* [What is being asked] Write out the Chardonnay text word for word from "Chardonnay’s reputation has" to "not been smooth.".

* [Page text]
****************
Chardonnay’s reputation has morphed repeatedly in recent decades. It’s been as subject to fashion as clothing choices on the high street, swinging between bold and ripe styles in the early 2000s to the lean and racy wines of the past decade. With such swiftly changing style trends, many began to believe the variety couldn’t be taken seriously. But more recently, winemakers have begun to find a happy middle ground, balancing mouthwatering flavour with respect for what the vineyard gives them. This polarity of Chardonnay styles is an evolution that has taken place not only in California but in New Zealand and Australia, and wherever the variety is found in the New World. But its journey has not been smooth.
In California, Chardonnay became white wine royalty in the 1980s; drinkers couldn’t get enough of the state’s bright, ripe fruit flavours. But as its popularity grew, so did its style, with wines by the end of the 1990s and early 2000s becoming not only riper but also richer, almost always with a signature buttery and oak-spice flavour. ‘Bigger flavours were the taste of the day,’ says Andy Smith, viticulturist and winemaker at DuMOL in Sonoma’s Russian River Valley. ‘In the late 1990s and early 2000s, chefs were cooking with lots of pork fat and richness. The wines reflected that.’
As the wines became larger, so did the backlash: the Anything But Chardonnay (ABC) movement formed, and two California vintners, Jasmine Hirsch and Rajat Parr, decided they’d had enough. In 2011, the pair created a countermovement promoting a different option for California wine. In Pursuit of Balance (IPOB) lasted only five years and had just 36 members at its close, but in that short time it gave rise to more controversy and discussion than an event its size seemed to merit. The impact of the annual IPOB programme in California – and its counterpart events all over the world – was greater than the sum of its parts.
We are making lighter wines with aromatic perfume
Originally concentrating on Pinot Noir, IPOB famously showcased wines of restraint, offerings that broke the California stereotype. Then they added Chardonnay to the roster, ultimately influencing the conversation on style for California wines more broadly. Wines from producers all over the state, and across all varieties, began to change. Despite its early focus on Pinot Noir, IPOB arguably had an even stronger influence on Chardonnay. For its critics, the impact of IPOB was an exercise in worry. Has its legacy left us with skinny wines, pulsing with acidity and freshness but lacking in flavour?
For a time, it seemed the naysayers were right. Some of the wines at the group’s annual tasting seemed more intent on preserving acidity than serving up flavour. Even its own co‑founder Parr, a sommelier turned winemaker in Santa Barbara County, admits the limits of restraint. By picking before the grapes were fully ripe, Parr found himself making wines that had mouth-clenching acidity but were thin on flavour. ‘We thought at the time it was correct,’ he says. But without the weight in the wine that comes from riper fruit, the balance of freshness and generosity was out of sync.
****************
* [Data supplied]
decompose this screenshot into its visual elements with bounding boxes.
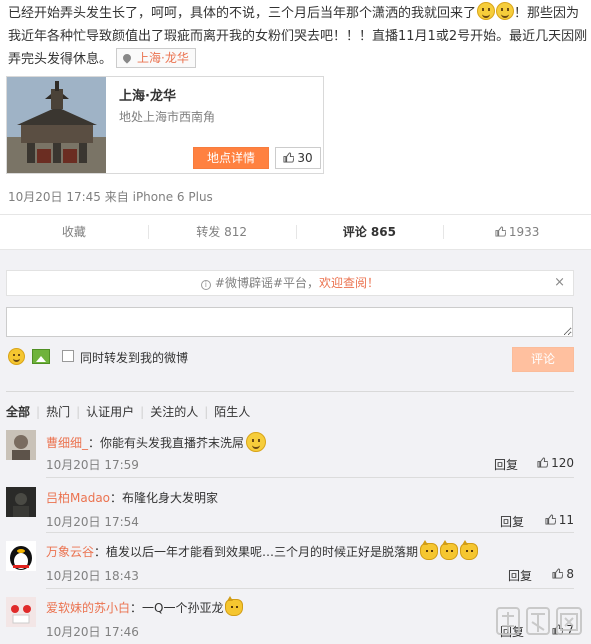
avatar[interactable] [6,597,36,627]
location-chip[interactable]: 上海·龙华 [116,48,196,68]
thumbs-up-icon [283,152,295,163]
place-detail-button[interactable]: 地点详情 [193,147,269,169]
comment-item: 万象云谷：植发以后一年才能看到效果呢…三个月的时候正好是脱落期 10月20日 1… [6,536,574,596]
filter-strangers[interactable]: 陌生人 [214,403,250,420]
post-date[interactable]: 10月20日 17:45 [8,190,101,204]
reply-button[interactable]: 回复 [508,567,532,584]
composer-toolbar: 同时转发到我的微博 评论 [6,347,574,372]
divider [6,391,574,392]
comment-input[interactable] [6,307,573,337]
notice-text: #微博辟谣#平台， [214,276,320,290]
smile-emoji-icon [477,2,496,20]
comment-like-count: 8 [566,567,574,581]
filter-verified[interactable]: 认证用户 [86,403,134,420]
comment-separator [46,588,574,589]
cat-emoji-icon [225,596,244,616]
filter-separator: | [204,405,209,419]
place-subtitle: 地处上海市西南角 [119,110,216,124]
rumor-notice: i #微博辟谣#平台，欢迎查阅！ × [6,270,574,296]
favorite-button[interactable]: 收藏 [0,215,148,249]
comment-like-button[interactable]: 8 [552,567,574,581]
place-thumbnail [7,77,106,173]
cat-emoji-icon [420,540,439,560]
comment-like-count: 120 [551,456,574,470]
post-meta: 10月20日 17:45 来自 iPhone 6 Plus [8,188,213,205]
comment-time: 10月20日 18:43 [46,569,139,583]
avatar[interactable] [6,430,36,460]
post-text-part1: 已经开始弄头发生长了，呵呵，具体的不说，三个月后当年那个潇洒的我就回来了 [8,6,477,21]
action-bar: 收藏 转发 812 评论 865 1933 [0,214,591,256]
image-icon[interactable] [32,349,50,364]
comment-separator [46,532,574,533]
reply-button[interactable]: 回复 [494,456,518,473]
site-watermark-logo [496,607,582,635]
comment-text: ：你能有头发我直播芥末洗屌 [88,436,245,450]
source-prefix: 来自 [104,190,129,204]
comment-time: 10月20日 17:59 [46,458,139,472]
comment-separator [46,477,574,478]
comment-time: 10月20日 17:54 [46,515,139,529]
avatar[interactable] [6,541,36,571]
place-card[interactable]: 上海·龙华 地处上海市西南角 地点详情 30 [6,76,324,174]
avatar[interactable] [6,487,36,517]
thumbs-up-icon [552,568,564,579]
comment-user[interactable]: 万象云谷 [46,545,94,559]
repost-checkbox[interactable] [62,350,74,362]
notice-link[interactable]: 欢迎查阅！ [319,276,379,290]
comment-text: ：一Q一个孙亚龙 [130,601,224,615]
cat-emoji-icon [460,540,479,560]
comment-user[interactable]: 曹细细_ [46,436,88,450]
comment-tab[interactable]: 评论 865 [295,215,444,256]
filter-separator: | [36,405,41,419]
comment-line: 曹细细_：你能有头发我直播芥末洗屌 [46,432,267,452]
place-like-count: 30 [297,151,313,165]
thumbs-up-icon [537,457,549,468]
submit-comment-button[interactable]: 评论 [512,347,574,372]
comment-item: 吕柏Madao：布隆化身大发明家 10月20日 17:54 回复 11 [6,482,574,542]
place-like-button[interactable]: 30 [275,147,321,169]
comment-line: 万象云谷：植发以后一年才能看到效果呢…三个月的时候正好是脱落期 [46,540,479,560]
comment-time: 10月20日 17:46 [46,625,139,639]
info-icon: i [200,280,211,290]
comment-user[interactable]: 吕柏Madao [46,491,110,505]
filter-all[interactable]: 全部 [6,403,30,420]
comment-like-count: 11 [558,513,574,527]
emoji-icon[interactable] [8,348,25,365]
cat-emoji-icon [440,540,459,560]
comment-line: 爱软妹的苏小白：一Q一个孙亚龙 [46,596,244,616]
smile-emoji-icon [246,432,267,452]
thumbs-up-icon [545,514,556,525]
place-title[interactable]: 上海·龙华 [119,85,176,104]
post-device[interactable]: iPhone 6 Plus [133,190,213,204]
comment-item: 曹细细_：你能有头发我直播芥末洗屌 10月20日 17:59 回复 120 [6,425,574,485]
filter-separator: | [140,405,145,419]
thumbs-up-icon [495,226,506,237]
location-pin-icon [121,52,133,64]
comment-like-button[interactable]: 120 [537,456,574,470]
comment-like-button[interactable]: 11 [545,513,574,527]
comment-text: ：植发以后一年才能看到效果呢…三个月的时候正好是脱落期 [94,545,419,559]
comment-user[interactable]: 爱软妹的苏小白 [46,601,130,615]
filter-separator: | [76,405,81,419]
reply-button[interactable]: 回复 [500,513,524,530]
post-text: 已经开始弄头发生长了，呵呵，具体的不说，三个月后当年那个潇洒的我就回来了 ！那些因… [8,2,588,71]
comment-filters: 全部 | 热门 | 认证用户 | 关注的人 | 陌生人 [6,403,250,419]
filter-following[interactable]: 关注的人 [150,403,198,420]
location-chip-label: 上海·龙华 [137,51,189,65]
comment-item: 爱软妹的苏小白：一Q一个孙亚龙 10月20日 17:46 回复 7 [6,592,574,644]
filter-hot[interactable]: 热门 [46,403,70,420]
close-icon[interactable]: × [554,271,565,295]
like-button[interactable]: 1933 [443,215,591,249]
comment-line: 吕柏Madao：布隆化身大发明家 [46,489,218,506]
repost-checkbox-label[interactable]: 同时转发到我的微博 [80,349,188,366]
like-count: 1933 [508,225,540,239]
repost-button[interactable]: 转发 812 [147,215,296,249]
smile-emoji-icon [496,2,515,20]
comment-text: ：布隆化身大发明家 [110,491,219,505]
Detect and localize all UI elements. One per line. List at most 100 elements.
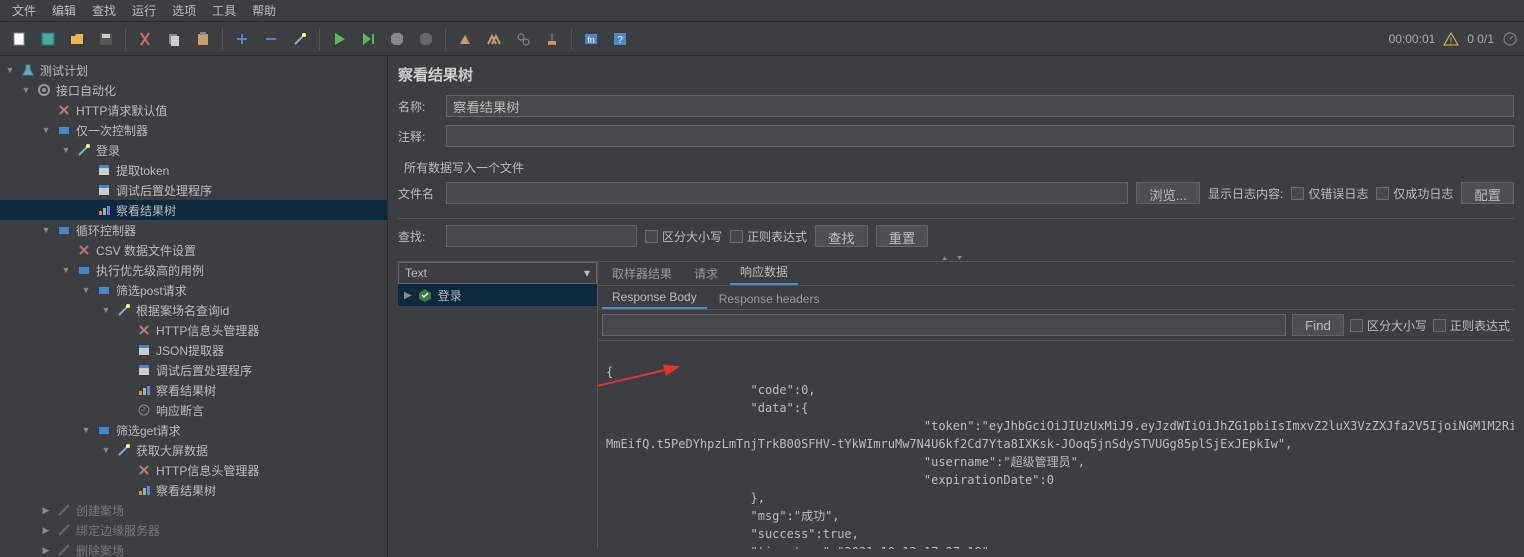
tree-extract-token[interactable]: 提取token	[0, 160, 387, 180]
template-icon[interactable]	[35, 26, 61, 52]
menu-run[interactable]: 运行	[124, 0, 164, 21]
config-icon	[136, 462, 152, 478]
config-icon	[76, 242, 92, 258]
reset-button[interactable]: 重置	[876, 225, 929, 247]
name-input[interactable]	[446, 95, 1514, 117]
find-regex-checkbox[interactable]: 正则表达式	[1433, 317, 1510, 334]
run-icon[interactable]	[326, 26, 352, 52]
tab-request[interactable]: 请求	[684, 262, 728, 285]
sampler-icon	[56, 542, 72, 557]
error-only-checkbox[interactable]: 仅错误日志	[1291, 185, 1368, 202]
reset-search-icon[interactable]	[539, 26, 565, 52]
menu-tools[interactable]: 工具	[204, 0, 244, 21]
response-body[interactable]: { "code":0, "data":{ "token":"eyJhbGciOi…	[598, 341, 1514, 549]
tree-auto[interactable]: ▼接口自动化	[0, 80, 387, 100]
save-icon[interactable]	[93, 26, 119, 52]
search-button[interactable]: 查找	[815, 225, 868, 247]
show-log-label: 显示日志内容:	[1208, 185, 1283, 202]
find-button[interactable]: Find	[1292, 314, 1344, 336]
search-input[interactable]	[446, 225, 637, 247]
controller-icon	[96, 282, 112, 298]
debug-icon	[136, 362, 152, 378]
tree-get-screen[interactable]: ▼获取大屏数据	[0, 440, 387, 460]
comment-label: 注释:	[398, 128, 438, 145]
new-icon[interactable]	[6, 26, 32, 52]
tree-bind-edge[interactable]: ▶绑定边缘服务器	[0, 520, 387, 540]
sampler-icon	[76, 142, 92, 158]
sampler-item-login[interactable]: ▶ 登录	[398, 284, 597, 306]
subtab-headers[interactable]: Response headers	[709, 289, 830, 309]
tree-debug-post2[interactable]: 调试后置处理程序	[0, 360, 387, 380]
search-icon[interactable]	[510, 26, 536, 52]
tab-sampler-result[interactable]: 取样器结果	[602, 262, 682, 285]
tree-json-extractor[interactable]: JSON提取器	[0, 340, 387, 360]
tree-once[interactable]: ▼仅一次控制器	[0, 120, 387, 140]
plus-icon[interactable]	[229, 26, 255, 52]
configure-button[interactable]: 配置	[1461, 182, 1514, 204]
shutdown-icon[interactable]	[413, 26, 439, 52]
cut-icon[interactable]	[132, 26, 158, 52]
tree-http-defaults[interactable]: HTTP请求默认值	[0, 100, 387, 120]
clear-icon[interactable]	[452, 26, 478, 52]
tree-debug-post[interactable]: 调试后置处理程序	[0, 180, 387, 200]
tree-view-results[interactable]: 察看结果树	[0, 200, 387, 220]
subtab-body[interactable]: Response Body	[602, 287, 707, 309]
tree-http-header2[interactable]: HTTP信息头管理器	[0, 460, 387, 480]
tree-create-scene[interactable]: ▶创建案场	[0, 500, 387, 520]
extractor-icon	[136, 342, 152, 358]
filename-input[interactable]	[446, 182, 1128, 204]
menu-search[interactable]: 查找	[84, 0, 124, 21]
menu-help[interactable]: 帮助	[244, 0, 284, 21]
controller-icon	[76, 262, 92, 278]
tree-resp-assert[interactable]: 响应断言	[0, 400, 387, 420]
tree-priority[interactable]: ▼执行优先级高的用例	[0, 260, 387, 280]
paste-icon[interactable]	[190, 26, 216, 52]
run-now-icon[interactable]	[355, 26, 381, 52]
regex-checkbox[interactable]: 正则表达式	[730, 228, 807, 245]
result-panel: 取样器结果 请求 响应数据 Response Body Response hea…	[598, 262, 1514, 549]
menu-edit[interactable]: 编辑	[44, 0, 84, 21]
tree-login[interactable]: ▼登录	[0, 140, 387, 160]
sampler-icon	[56, 502, 72, 518]
filename-label: 文件名	[398, 185, 438, 202]
tree-view-results3[interactable]: 察看结果树	[0, 480, 387, 500]
tree-csv[interactable]: CSV 数据文件设置	[0, 240, 387, 260]
gauge-icon[interactable]	[1502, 31, 1518, 47]
tree-filter-get[interactable]: ▼筛选get请求	[0, 420, 387, 440]
function-icon[interactable]: fn	[578, 26, 604, 52]
clear-all-icon[interactable]	[481, 26, 507, 52]
warning-icon[interactable]: !	[1443, 31, 1459, 47]
copy-icon[interactable]	[161, 26, 187, 52]
tree-view-results2[interactable]: 察看结果树	[0, 380, 387, 400]
tab-response[interactable]: 响应数据	[730, 260, 798, 285]
wand-icon[interactable]	[287, 26, 313, 52]
search-label: 查找:	[398, 228, 438, 245]
stop-icon[interactable]	[384, 26, 410, 52]
controller-icon	[96, 422, 112, 438]
renderer-dropdown[interactable]: Text▾	[398, 262, 597, 284]
tree-filter-post[interactable]: ▼筛选post请求	[0, 280, 387, 300]
svg-text:fn: fn	[587, 35, 595, 45]
case-checkbox[interactable]: 区分大小写	[645, 228, 722, 245]
find-case-checkbox[interactable]: 区分大小写	[1350, 317, 1427, 334]
svg-text:!: !	[1450, 36, 1453, 46]
success-only-checkbox[interactable]: 仅成功日志	[1376, 185, 1453, 202]
write-all-label: 所有数据写入一个文件	[404, 159, 1514, 176]
menu-options[interactable]: 选项	[164, 0, 204, 21]
tree-by-scene-id[interactable]: ▼根据案场名查询id	[0, 300, 387, 320]
panel-title: 察看结果树	[398, 64, 1514, 85]
menu-file[interactable]: 文件	[4, 0, 44, 21]
tree-delete-scene[interactable]: ▶删除案场	[0, 540, 387, 557]
minus-icon[interactable]	[258, 26, 284, 52]
open-icon[interactable]	[64, 26, 90, 52]
find-input[interactable]	[602, 314, 1286, 336]
success-icon	[418, 288, 432, 302]
browse-button[interactable]: 浏览...	[1136, 182, 1200, 204]
tree-http-header[interactable]: HTTP信息头管理器	[0, 320, 387, 340]
comment-input[interactable]	[446, 125, 1514, 147]
thread-counts: 0 0/1	[1467, 32, 1494, 46]
gear-icon	[36, 82, 52, 98]
tree-test-plan[interactable]: ▼测试计划	[0, 60, 387, 80]
help-icon[interactable]: ?	[607, 26, 633, 52]
tree-loop[interactable]: ▼循环控制器	[0, 220, 387, 240]
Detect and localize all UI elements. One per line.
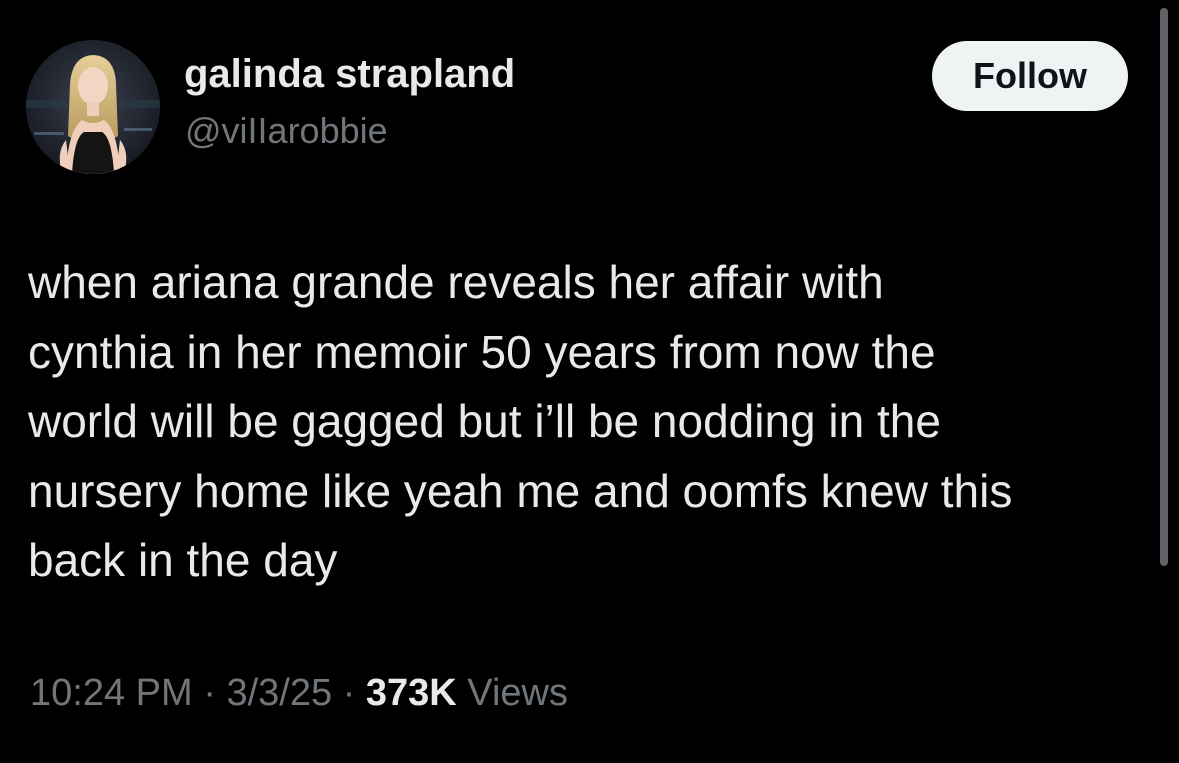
****************
* [Task output]
Chardonnay’s reputation has morphed repeatedly in recent decades. It’s been as subject to fashion as clothing choices on the high street, swinging between bold and ripe styles in the early 2000s to the lean and racy wines of the past decade. With such swiftly changing style trends, many began to believe the variety couldn’t be taken seriously. But more recently, winemakers have begun to find a happy middle ground, balancing mouthwatering flavour with respect for what the vineyard gives them. This polarity of Chardonnay styles is an evolution that has taken place not only in California but in New Zealand and Australia, and wherever the variety is found in the New World. But its journey has not been smooth.